Given request ▸ Pick out all lines in the listing holding the string "accent" and copy them.

Exercise material ▸
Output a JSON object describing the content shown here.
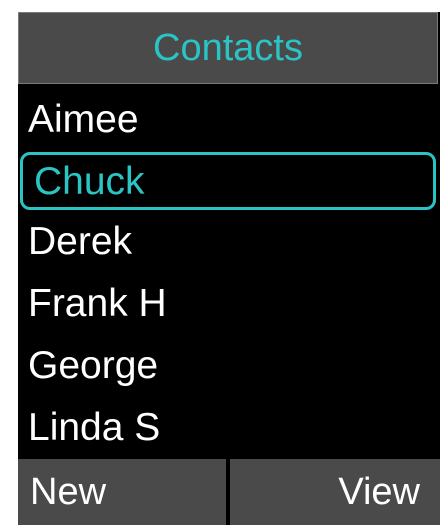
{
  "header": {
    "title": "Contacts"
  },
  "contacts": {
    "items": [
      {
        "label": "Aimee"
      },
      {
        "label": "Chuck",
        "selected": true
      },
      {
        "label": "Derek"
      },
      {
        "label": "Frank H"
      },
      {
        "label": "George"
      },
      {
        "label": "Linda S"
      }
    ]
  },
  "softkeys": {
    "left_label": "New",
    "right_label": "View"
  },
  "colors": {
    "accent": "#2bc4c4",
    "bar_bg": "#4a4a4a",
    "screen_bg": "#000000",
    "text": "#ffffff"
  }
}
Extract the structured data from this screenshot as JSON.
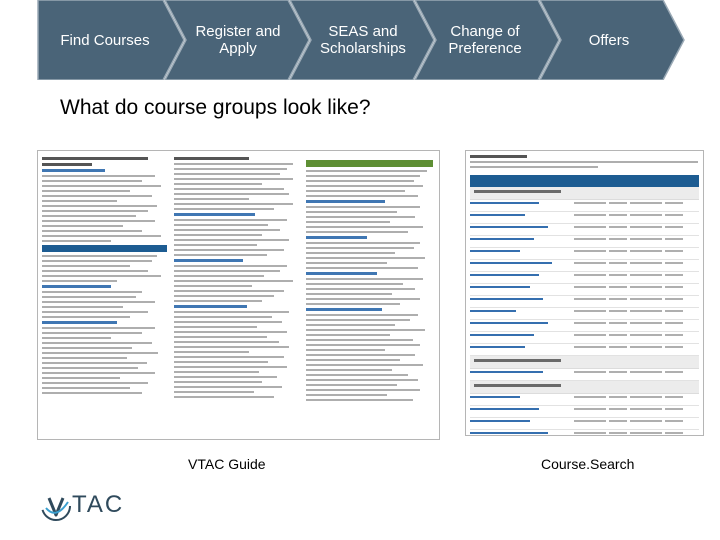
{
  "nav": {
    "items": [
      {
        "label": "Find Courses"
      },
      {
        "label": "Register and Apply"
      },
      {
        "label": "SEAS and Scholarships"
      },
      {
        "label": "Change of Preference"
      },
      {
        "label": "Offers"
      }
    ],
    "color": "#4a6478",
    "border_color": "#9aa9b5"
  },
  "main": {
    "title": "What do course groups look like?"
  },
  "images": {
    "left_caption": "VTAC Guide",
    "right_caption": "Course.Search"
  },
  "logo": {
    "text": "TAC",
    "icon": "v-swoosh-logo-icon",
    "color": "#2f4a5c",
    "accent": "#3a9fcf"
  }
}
--
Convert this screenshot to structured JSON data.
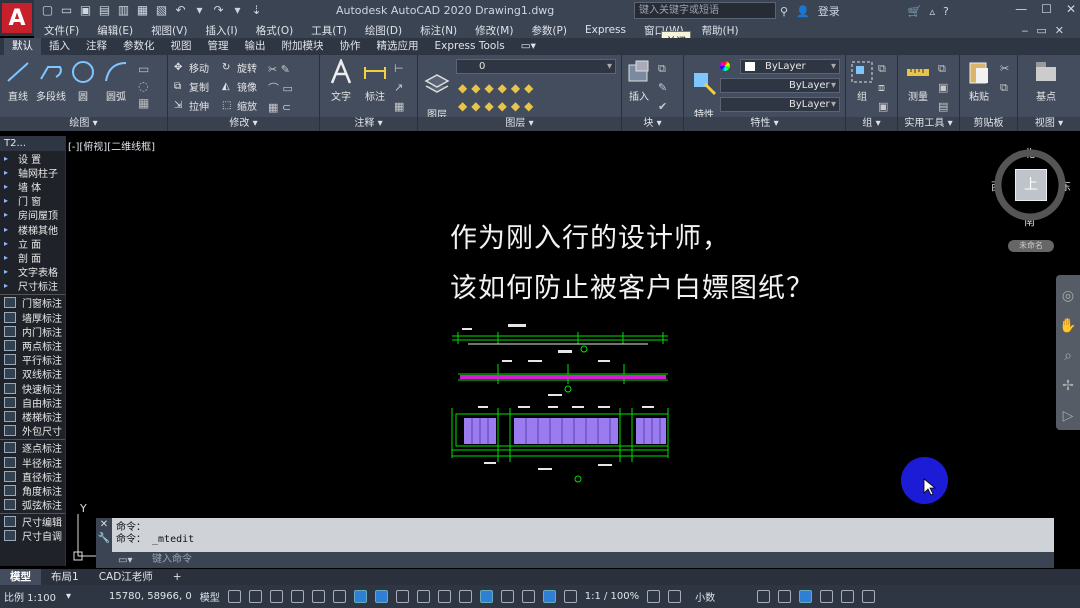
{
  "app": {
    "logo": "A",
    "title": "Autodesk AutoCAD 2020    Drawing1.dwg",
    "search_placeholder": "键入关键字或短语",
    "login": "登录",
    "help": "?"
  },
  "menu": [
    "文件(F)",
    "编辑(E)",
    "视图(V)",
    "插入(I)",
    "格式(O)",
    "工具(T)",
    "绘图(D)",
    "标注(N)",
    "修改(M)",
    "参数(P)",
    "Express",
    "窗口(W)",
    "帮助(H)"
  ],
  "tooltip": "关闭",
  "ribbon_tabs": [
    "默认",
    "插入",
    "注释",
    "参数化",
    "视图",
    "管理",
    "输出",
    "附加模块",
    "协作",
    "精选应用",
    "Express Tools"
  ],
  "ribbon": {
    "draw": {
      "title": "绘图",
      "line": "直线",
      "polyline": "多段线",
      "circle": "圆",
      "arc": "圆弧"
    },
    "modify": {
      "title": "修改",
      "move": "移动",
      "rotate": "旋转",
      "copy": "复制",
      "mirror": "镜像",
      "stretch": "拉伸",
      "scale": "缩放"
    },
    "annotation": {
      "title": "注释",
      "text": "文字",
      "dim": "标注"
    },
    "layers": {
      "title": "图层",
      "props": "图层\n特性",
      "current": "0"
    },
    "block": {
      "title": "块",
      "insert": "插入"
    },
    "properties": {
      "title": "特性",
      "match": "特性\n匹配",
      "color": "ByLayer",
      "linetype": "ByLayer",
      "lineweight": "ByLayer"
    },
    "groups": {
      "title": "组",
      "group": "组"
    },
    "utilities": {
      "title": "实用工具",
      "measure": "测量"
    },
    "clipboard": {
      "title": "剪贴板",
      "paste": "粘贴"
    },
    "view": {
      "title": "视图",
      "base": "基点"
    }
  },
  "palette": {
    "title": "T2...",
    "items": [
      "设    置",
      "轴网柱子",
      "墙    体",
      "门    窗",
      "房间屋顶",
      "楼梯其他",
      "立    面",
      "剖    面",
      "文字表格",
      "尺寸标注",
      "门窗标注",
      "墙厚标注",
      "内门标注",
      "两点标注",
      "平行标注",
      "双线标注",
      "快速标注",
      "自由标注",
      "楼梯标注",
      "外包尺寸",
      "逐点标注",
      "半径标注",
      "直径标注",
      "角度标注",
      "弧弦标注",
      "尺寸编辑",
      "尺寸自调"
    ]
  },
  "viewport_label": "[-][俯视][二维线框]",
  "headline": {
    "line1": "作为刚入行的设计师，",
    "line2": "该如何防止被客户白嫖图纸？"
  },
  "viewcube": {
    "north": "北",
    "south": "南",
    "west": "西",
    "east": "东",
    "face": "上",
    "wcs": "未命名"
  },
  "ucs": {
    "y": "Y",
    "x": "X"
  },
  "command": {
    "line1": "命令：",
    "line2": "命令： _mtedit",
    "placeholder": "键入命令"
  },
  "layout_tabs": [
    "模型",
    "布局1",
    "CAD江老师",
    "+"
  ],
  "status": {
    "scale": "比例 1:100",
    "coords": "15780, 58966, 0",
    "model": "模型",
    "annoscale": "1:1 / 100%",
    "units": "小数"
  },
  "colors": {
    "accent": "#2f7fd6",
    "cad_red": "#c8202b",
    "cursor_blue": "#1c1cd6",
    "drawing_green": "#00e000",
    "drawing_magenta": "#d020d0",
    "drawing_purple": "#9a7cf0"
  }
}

Response ▸
    "accent": "#2bc4c4",
    "accent": "#3a9fcf"
    "accent": "#2f7fd6",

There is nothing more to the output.